begin

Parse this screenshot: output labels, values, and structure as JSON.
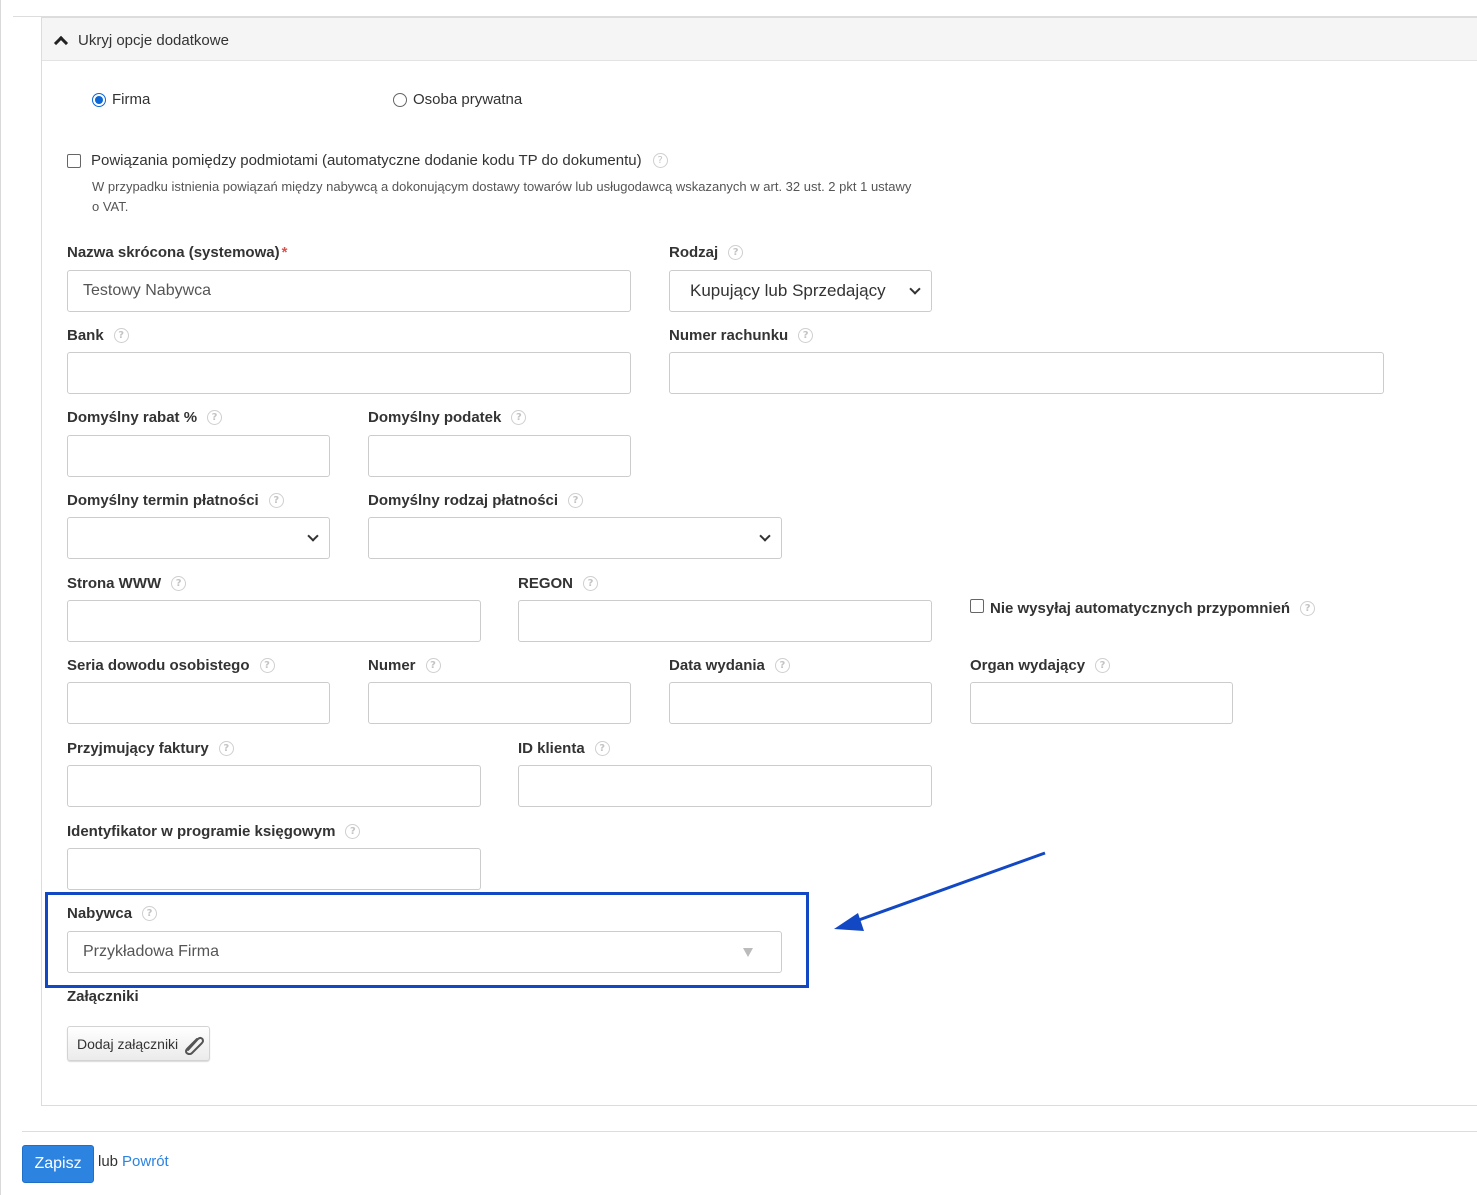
{
  "panel": {
    "toggle_label": "Ukryj opcje dodatkowe"
  },
  "entity_type": {
    "firma": "Firma",
    "osoba": "Osoba prywatna",
    "selected": "Firma"
  },
  "related": {
    "label": "Powiązania pomiędzy podmiotami (automatyczne dodanie kodu TP do dokumentu)",
    "hint": "W przypadku istnienia powiązań między nabywcą a dokonującym dostawy towarów lub usługodawcą wskazanych w art. 32 ust. 2 pkt 1 ustawy o VAT."
  },
  "fields": {
    "short_name": {
      "label": "Nazwa skrócona (systemowa)",
      "required_mark": "*",
      "value": "Testowy Nabywca"
    },
    "kind": {
      "label": "Rodzaj",
      "value": "Kupujący lub Sprzedający"
    },
    "bank": {
      "label": "Bank",
      "value": ""
    },
    "account": {
      "label": "Numer rachunku",
      "value": ""
    },
    "discount": {
      "label": "Domyślny rabat %",
      "value": ""
    },
    "tax": {
      "label": "Domyślny podatek",
      "value": ""
    },
    "payment_term": {
      "label": "Domyślny termin płatności",
      "value": ""
    },
    "payment_type": {
      "label": "Domyślny rodzaj płatności",
      "value": ""
    },
    "www": {
      "label": "Strona WWW",
      "value": ""
    },
    "regon": {
      "label": "REGON",
      "value": ""
    },
    "no_reminders": {
      "label": "Nie wysyłaj automatycznych przypomnień",
      "checked": false
    },
    "id_series": {
      "label": "Seria dowodu osobistego",
      "value": ""
    },
    "id_number": {
      "label": "Numer",
      "value": ""
    },
    "issue_date": {
      "label": "Data wydania",
      "value": ""
    },
    "issuer": {
      "label": "Organ wydający",
      "value": ""
    },
    "invoice_receiver": {
      "label": "Przyjmujący faktury",
      "value": ""
    },
    "client_id": {
      "label": "ID klienta",
      "value": ""
    },
    "accounting_id": {
      "label": "Identyfikator w programie księgowym",
      "value": ""
    },
    "buyer": {
      "label": "Nabywca",
      "value": "Przykładowa Firma"
    }
  },
  "attachments": {
    "label": "Załączniki",
    "button": "Dodaj załączniki"
  },
  "footer": {
    "save": "Zapisz",
    "or": "lub",
    "back": "Powrót"
  },
  "help_glyph": "?",
  "colors": {
    "accent": "#2c83e0",
    "highlight": "#1248c4",
    "required": "#d9534f"
  }
}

end

- WHAT THE TASK REQUIRES: Where a line in the material contains "płatności", copy that line.

- OUTPUT OF THE EXERCISE:
      "label": "Domyślny termin płatności",
      "label": "Domyślny rodzaj płatności",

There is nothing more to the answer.